— Begin RECORDED DATA —

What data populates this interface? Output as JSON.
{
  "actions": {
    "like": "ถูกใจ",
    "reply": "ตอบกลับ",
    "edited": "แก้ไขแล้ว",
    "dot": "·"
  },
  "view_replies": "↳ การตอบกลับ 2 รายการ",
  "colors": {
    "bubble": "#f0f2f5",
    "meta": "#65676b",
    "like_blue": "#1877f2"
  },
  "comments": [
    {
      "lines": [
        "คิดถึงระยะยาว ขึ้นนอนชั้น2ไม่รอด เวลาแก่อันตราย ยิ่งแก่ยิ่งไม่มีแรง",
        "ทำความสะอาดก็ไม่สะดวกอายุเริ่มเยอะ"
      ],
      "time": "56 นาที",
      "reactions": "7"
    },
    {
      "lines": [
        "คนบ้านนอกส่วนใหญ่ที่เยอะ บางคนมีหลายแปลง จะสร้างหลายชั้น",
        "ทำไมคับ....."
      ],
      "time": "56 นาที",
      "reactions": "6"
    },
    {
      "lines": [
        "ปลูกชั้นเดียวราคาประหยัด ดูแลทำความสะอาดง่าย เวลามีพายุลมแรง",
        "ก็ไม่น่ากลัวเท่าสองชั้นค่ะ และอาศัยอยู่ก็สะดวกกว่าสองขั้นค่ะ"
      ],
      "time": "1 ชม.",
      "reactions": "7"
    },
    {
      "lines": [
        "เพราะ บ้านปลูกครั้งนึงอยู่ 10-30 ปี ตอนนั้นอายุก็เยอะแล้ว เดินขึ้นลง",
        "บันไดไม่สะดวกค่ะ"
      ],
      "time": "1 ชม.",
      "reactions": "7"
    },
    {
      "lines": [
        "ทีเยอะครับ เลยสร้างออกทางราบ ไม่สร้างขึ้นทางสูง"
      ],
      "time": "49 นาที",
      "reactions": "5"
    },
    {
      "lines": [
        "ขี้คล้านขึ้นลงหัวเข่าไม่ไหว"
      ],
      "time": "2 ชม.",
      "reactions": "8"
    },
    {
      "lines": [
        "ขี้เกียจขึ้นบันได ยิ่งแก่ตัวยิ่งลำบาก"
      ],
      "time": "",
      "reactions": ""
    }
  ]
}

— End RECORDED DATA —

▶ _WRITTEN INSTRUCTION_: Repeat the preceding lines exactly, please, every one of them.

▶ _RESULT_:
What data populates this interface? Output as JSON.
{
  "actions": {
    "like": "ถูกใจ",
    "reply": "ตอบกลับ",
    "edited": "แก้ไขแล้ว",
    "dot": "·"
  },
  "view_replies": "↳ การตอบกลับ 2 รายการ",
  "colors": {
    "bubble": "#f0f2f5",
    "meta": "#65676b",
    "like_blue": "#1877f2"
  },
  "comments": [
    {
      "lines": [
        "คิดถึงระยะยาว ขึ้นนอนชั้น2ไม่รอด เวลาแก่อันตราย ยิ่งแก่ยิ่งไม่มีแรง",
        "ทำความสะอาดก็ไม่สะดวกอายุเริ่มเยอะ"
      ],
      "time": "56 นาที",
      "reactions": "7"
    },
    {
      "lines": [
        "คนบ้านนอกส่วนใหญ่ที่เยอะ บางคนมีหลายแปลง จะสร้างหลายชั้น",
        "ทำไมคับ....."
      ],
      "time": "56 นาที",
      "reactions": "6"
    },
    {
      "lines": [
        "ปลูกชั้นเดียวราคาประหยัด ดูแลทำความสะอาดง่าย เวลามีพายุลมแรง",
        "ก็ไม่น่ากลัวเท่าสองชั้นค่ะ และอาศัยอยู่ก็สะดวกกว่าสองขั้นค่ะ"
      ],
      "time": "1 ชม.",
      "reactions": "7"
    },
    {
      "lines": [
        "เพราะ บ้านปลูกครั้งนึงอยู่ 10-30 ปี ตอนนั้นอายุก็เยอะแล้ว เดินขึ้นลง",
        "บันไดไม่สะดวกค่ะ"
      ],
      "time": "1 ชม.",
      "reactions": "7"
    },
    {
      "lines": [
        "ทีเยอะครับ เลยสร้างออกทางราบ ไม่สร้างขึ้นทางสูง"
      ],
      "time": "49 นาที",
      "reactions": "5"
    },
    {
      "lines": [
        "ขี้คล้านขึ้นลงหัวเข่าไม่ไหว"
      ],
      "time": "2 ชม.",
      "reactions": "8"
    },
    {
      "lines": [
        "ขี้เกียจขึ้นบันได ยิ่งแก่ตัวยิ่งลำบาก"
      ],
      "time": "",
      "reactions": ""
    }
  ]
}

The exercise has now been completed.